::: Input :::
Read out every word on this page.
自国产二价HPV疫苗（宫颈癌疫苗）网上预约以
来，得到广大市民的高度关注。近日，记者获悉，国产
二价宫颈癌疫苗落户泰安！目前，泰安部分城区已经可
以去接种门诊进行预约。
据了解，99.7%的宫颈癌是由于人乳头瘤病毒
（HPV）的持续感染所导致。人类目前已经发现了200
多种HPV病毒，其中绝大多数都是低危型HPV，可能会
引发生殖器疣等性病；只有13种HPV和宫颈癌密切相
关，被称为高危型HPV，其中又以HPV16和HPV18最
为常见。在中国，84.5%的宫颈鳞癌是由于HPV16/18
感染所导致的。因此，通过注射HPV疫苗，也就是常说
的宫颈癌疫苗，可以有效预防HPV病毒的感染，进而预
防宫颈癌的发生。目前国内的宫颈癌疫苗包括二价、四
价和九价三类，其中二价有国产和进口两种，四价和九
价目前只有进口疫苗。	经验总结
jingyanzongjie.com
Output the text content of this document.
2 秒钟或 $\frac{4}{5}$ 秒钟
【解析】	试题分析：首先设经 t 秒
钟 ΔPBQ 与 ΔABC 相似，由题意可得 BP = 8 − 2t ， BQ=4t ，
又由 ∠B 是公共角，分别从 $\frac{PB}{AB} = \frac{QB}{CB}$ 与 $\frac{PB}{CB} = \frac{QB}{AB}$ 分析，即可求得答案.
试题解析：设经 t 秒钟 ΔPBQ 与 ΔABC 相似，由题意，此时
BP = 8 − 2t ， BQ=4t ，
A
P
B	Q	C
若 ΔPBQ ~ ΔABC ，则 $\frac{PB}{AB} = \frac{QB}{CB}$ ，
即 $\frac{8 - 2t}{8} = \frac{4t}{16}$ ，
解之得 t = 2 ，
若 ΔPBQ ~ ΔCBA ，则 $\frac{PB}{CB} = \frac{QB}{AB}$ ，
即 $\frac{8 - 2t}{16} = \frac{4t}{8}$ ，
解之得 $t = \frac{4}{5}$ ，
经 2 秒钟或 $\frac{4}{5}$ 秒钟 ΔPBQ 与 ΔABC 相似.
:::
■ **Task instructions**:
Give back the lines above exactly, from the one with "Output the text content of this document." through the last line.

■ **Answer for this exercise**:
Output the text content of this document.
2 秒钟或 $\frac{4}{5}$ 秒钟
【解析】	试题分析：首先设经 t 秒
钟 ΔPBQ 与 ΔABC 相似，由题意可得 BP = 8 − 2t ， BQ=4t ，
又由 ∠B 是公共角，分别从 $\frac{PB}{AB} = \frac{QB}{CB}$ 与 $\frac{PB}{CB} = \frac{QB}{AB}$ 分析，即可求得答案.
试题解析：设经 t 秒钟 ΔPBQ 与 ΔABC 相似，由题意，此时
BP = 8 − 2t ， BQ=4t ，
A
P
B	Q	C
若 ΔPBQ ~ ΔABC ，则 $\frac{PB}{AB} = \frac{QB}{CB}$ ，
即 $\frac{8 - 2t}{8} = \frac{4t}{16}$ ，
解之得 t = 2 ，
若 ΔPBQ ~ ΔCBA ，则 $\frac{PB}{CB} = \frac{QB}{AB}$ ，
即 $\frac{8 - 2t}{16} = \frac{4t}{8}$ ，
解之得 $t = \frac{4}{5}$ ，
经 2 秒钟或 $\frac{4}{5}$ 秒钟 ΔPBQ 与 ΔABC 相似.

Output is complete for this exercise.